Your copy of the material must match it exactly, except that pictures are dropped.
--- start Data in this exercise ---
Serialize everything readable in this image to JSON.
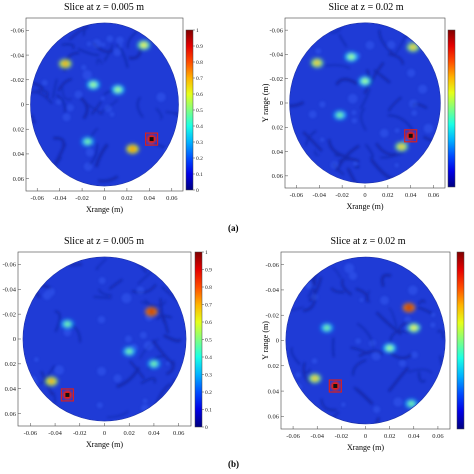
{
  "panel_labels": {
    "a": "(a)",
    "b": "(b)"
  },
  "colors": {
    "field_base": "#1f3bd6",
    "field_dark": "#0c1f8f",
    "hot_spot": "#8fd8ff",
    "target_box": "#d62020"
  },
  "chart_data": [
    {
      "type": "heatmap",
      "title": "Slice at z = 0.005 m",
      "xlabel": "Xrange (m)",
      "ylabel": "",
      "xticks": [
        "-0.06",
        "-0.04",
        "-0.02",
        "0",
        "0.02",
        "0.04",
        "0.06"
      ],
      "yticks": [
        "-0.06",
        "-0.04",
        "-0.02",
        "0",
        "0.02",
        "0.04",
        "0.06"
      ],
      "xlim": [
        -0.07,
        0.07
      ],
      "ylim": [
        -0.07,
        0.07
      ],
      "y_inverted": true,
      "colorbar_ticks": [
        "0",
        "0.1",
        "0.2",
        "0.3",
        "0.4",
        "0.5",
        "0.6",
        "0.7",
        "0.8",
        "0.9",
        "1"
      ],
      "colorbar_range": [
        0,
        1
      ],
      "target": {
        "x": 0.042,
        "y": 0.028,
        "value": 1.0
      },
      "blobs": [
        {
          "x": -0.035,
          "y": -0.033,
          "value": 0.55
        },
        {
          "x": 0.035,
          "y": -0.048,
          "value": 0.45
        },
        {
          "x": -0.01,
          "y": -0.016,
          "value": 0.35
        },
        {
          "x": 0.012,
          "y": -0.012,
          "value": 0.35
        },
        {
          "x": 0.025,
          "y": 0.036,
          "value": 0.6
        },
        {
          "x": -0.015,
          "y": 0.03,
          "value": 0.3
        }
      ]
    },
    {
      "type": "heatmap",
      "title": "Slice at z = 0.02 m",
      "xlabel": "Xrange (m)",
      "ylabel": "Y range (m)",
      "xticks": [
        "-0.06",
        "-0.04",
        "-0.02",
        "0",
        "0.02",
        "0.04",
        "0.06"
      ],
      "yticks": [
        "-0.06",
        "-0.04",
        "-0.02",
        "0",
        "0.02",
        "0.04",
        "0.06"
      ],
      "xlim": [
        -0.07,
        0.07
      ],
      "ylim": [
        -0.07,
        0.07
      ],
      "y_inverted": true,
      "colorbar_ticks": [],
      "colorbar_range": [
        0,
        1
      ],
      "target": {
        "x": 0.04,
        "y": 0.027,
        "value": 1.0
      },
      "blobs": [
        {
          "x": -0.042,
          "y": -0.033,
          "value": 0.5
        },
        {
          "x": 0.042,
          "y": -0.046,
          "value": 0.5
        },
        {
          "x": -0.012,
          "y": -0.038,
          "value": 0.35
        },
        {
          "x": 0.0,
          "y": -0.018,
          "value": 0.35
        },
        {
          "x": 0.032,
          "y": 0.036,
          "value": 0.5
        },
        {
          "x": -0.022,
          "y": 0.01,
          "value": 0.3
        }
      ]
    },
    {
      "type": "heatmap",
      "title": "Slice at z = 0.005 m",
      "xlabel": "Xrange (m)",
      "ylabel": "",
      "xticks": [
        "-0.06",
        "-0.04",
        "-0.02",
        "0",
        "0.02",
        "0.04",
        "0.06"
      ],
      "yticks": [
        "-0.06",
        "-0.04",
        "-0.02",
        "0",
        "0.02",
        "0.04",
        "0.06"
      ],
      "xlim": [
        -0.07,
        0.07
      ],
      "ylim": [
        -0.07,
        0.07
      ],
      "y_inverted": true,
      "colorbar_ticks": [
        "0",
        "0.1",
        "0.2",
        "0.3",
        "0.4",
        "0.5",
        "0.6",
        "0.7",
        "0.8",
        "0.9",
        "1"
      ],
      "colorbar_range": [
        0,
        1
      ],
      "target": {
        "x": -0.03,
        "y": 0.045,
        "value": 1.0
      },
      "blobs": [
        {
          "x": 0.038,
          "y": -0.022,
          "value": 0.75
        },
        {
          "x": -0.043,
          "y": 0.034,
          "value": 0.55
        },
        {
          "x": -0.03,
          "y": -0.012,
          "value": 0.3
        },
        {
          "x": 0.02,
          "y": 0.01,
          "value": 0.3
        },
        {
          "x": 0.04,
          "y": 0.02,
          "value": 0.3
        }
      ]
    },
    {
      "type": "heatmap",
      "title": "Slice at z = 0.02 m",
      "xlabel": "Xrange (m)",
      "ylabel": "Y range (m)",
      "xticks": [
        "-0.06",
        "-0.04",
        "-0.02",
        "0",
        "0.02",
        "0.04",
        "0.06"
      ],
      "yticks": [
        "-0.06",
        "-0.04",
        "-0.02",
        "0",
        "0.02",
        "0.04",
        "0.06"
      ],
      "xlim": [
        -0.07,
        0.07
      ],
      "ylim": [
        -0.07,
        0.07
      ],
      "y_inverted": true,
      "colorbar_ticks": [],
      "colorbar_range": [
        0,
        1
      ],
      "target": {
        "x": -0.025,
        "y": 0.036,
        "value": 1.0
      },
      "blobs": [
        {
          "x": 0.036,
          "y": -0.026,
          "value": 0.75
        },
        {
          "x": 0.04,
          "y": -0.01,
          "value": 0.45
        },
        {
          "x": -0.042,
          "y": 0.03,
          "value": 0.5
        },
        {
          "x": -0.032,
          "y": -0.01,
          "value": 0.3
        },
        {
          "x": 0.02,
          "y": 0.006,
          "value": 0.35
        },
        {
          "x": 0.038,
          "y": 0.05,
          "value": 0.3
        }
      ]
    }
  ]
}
--- end Data in this exercise ---
**Task output:**
Serialize everything readable in this image to JSON.
{
  "panel_labels": {
    "a": "(a)",
    "b": "(b)"
  },
  "colors": {
    "field_base": "#1f3bd6",
    "field_dark": "#0c1f8f",
    "hot_spot": "#8fd8ff",
    "target_box": "#d62020"
  },
  "chart_data": [
    {
      "type": "heatmap",
      "title": "Slice at z = 0.005 m",
      "xlabel": "Xrange (m)",
      "ylabel": "",
      "xticks": [
        "-0.06",
        "-0.04",
        "-0.02",
        "0",
        "0.02",
        "0.04",
        "0.06"
      ],
      "yticks": [
        "-0.06",
        "-0.04",
        "-0.02",
        "0",
        "0.02",
        "0.04",
        "0.06"
      ],
      "xlim": [
        -0.07,
        0.07
      ],
      "ylim": [
        -0.07,
        0.07
      ],
      "y_inverted": true,
      "colorbar_ticks": [
        "0",
        "0.1",
        "0.2",
        "0.3",
        "0.4",
        "0.5",
        "0.6",
        "0.7",
        "0.8",
        "0.9",
        "1"
      ],
      "colorbar_range": [
        0,
        1
      ],
      "target": {
        "x": 0.042,
        "y": 0.028,
        "value": 1.0
      },
      "blobs": [
        {
          "x": -0.035,
          "y": -0.033,
          "value": 0.55
        },
        {
          "x": 0.035,
          "y": -0.048,
          "value": 0.45
        },
        {
          "x": -0.01,
          "y": -0.016,
          "value": 0.35
        },
        {
          "x": 0.012,
          "y": -0.012,
          "value": 0.35
        },
        {
          "x": 0.025,
          "y": 0.036,
          "value": 0.6
        },
        {
          "x": -0.015,
          "y": 0.03,
          "value": 0.3
        }
      ]
    },
    {
      "type": "heatmap",
      "title": "Slice at z = 0.02 m",
      "xlabel": "Xrange (m)",
      "ylabel": "Y range (m)",
      "xticks": [
        "-0.06",
        "-0.04",
        "-0.02",
        "0",
        "0.02",
        "0.04",
        "0.06"
      ],
      "yticks": [
        "-0.06",
        "-0.04",
        "-0.02",
        "0",
        "0.02",
        "0.04",
        "0.06"
      ],
      "xlim": [
        -0.07,
        0.07
      ],
      "ylim": [
        -0.07,
        0.07
      ],
      "y_inverted": true,
      "colorbar_ticks": [],
      "colorbar_range": [
        0,
        1
      ],
      "target": {
        "x": 0.04,
        "y": 0.027,
        "value": 1.0
      },
      "blobs": [
        {
          "x": -0.042,
          "y": -0.033,
          "value": 0.5
        },
        {
          "x": 0.042,
          "y": -0.046,
          "value": 0.5
        },
        {
          "x": -0.012,
          "y": -0.038,
          "value": 0.35
        },
        {
          "x": 0.0,
          "y": -0.018,
          "value": 0.35
        },
        {
          "x": 0.032,
          "y": 0.036,
          "value": 0.5
        },
        {
          "x": -0.022,
          "y": 0.01,
          "value": 0.3
        }
      ]
    },
    {
      "type": "heatmap",
      "title": "Slice at z = 0.005 m",
      "xlabel": "Xrange (m)",
      "ylabel": "",
      "xticks": [
        "-0.06",
        "-0.04",
        "-0.02",
        "0",
        "0.02",
        "0.04",
        "0.06"
      ],
      "yticks": [
        "-0.06",
        "-0.04",
        "-0.02",
        "0",
        "0.02",
        "0.04",
        "0.06"
      ],
      "xlim": [
        -0.07,
        0.07
      ],
      "ylim": [
        -0.07,
        0.07
      ],
      "y_inverted": true,
      "colorbar_ticks": [
        "0",
        "0.1",
        "0.2",
        "0.3",
        "0.4",
        "0.5",
        "0.6",
        "0.7",
        "0.8",
        "0.9",
        "1"
      ],
      "colorbar_range": [
        0,
        1
      ],
      "target": {
        "x": -0.03,
        "y": 0.045,
        "value": 1.0
      },
      "blobs": [
        {
          "x": 0.038,
          "y": -0.022,
          "value": 0.75
        },
        {
          "x": -0.043,
          "y": 0.034,
          "value": 0.55
        },
        {
          "x": -0.03,
          "y": -0.012,
          "value": 0.3
        },
        {
          "x": 0.02,
          "y": 0.01,
          "value": 0.3
        },
        {
          "x": 0.04,
          "y": 0.02,
          "value": 0.3
        }
      ]
    },
    {
      "type": "heatmap",
      "title": "Slice at z = 0.02 m",
      "xlabel": "Xrange (m)",
      "ylabel": "Y range (m)",
      "xticks": [
        "-0.06",
        "-0.04",
        "-0.02",
        "0",
        "0.02",
        "0.04",
        "0.06"
      ],
      "yticks": [
        "-0.06",
        "-0.04",
        "-0.02",
        "0",
        "0.02",
        "0.04",
        "0.06"
      ],
      "xlim": [
        -0.07,
        0.07
      ],
      "ylim": [
        -0.07,
        0.07
      ],
      "y_inverted": true,
      "colorbar_ticks": [],
      "colorbar_range": [
        0,
        1
      ],
      "target": {
        "x": -0.025,
        "y": 0.036,
        "value": 1.0
      },
      "blobs": [
        {
          "x": 0.036,
          "y": -0.026,
          "value": 0.75
        },
        {
          "x": 0.04,
          "y": -0.01,
          "value": 0.45
        },
        {
          "x": -0.042,
          "y": 0.03,
          "value": 0.5
        },
        {
          "x": -0.032,
          "y": -0.01,
          "value": 0.3
        },
        {
          "x": 0.02,
          "y": 0.006,
          "value": 0.35
        },
        {
          "x": 0.038,
          "y": 0.05,
          "value": 0.3
        }
      ]
    }
  ]
}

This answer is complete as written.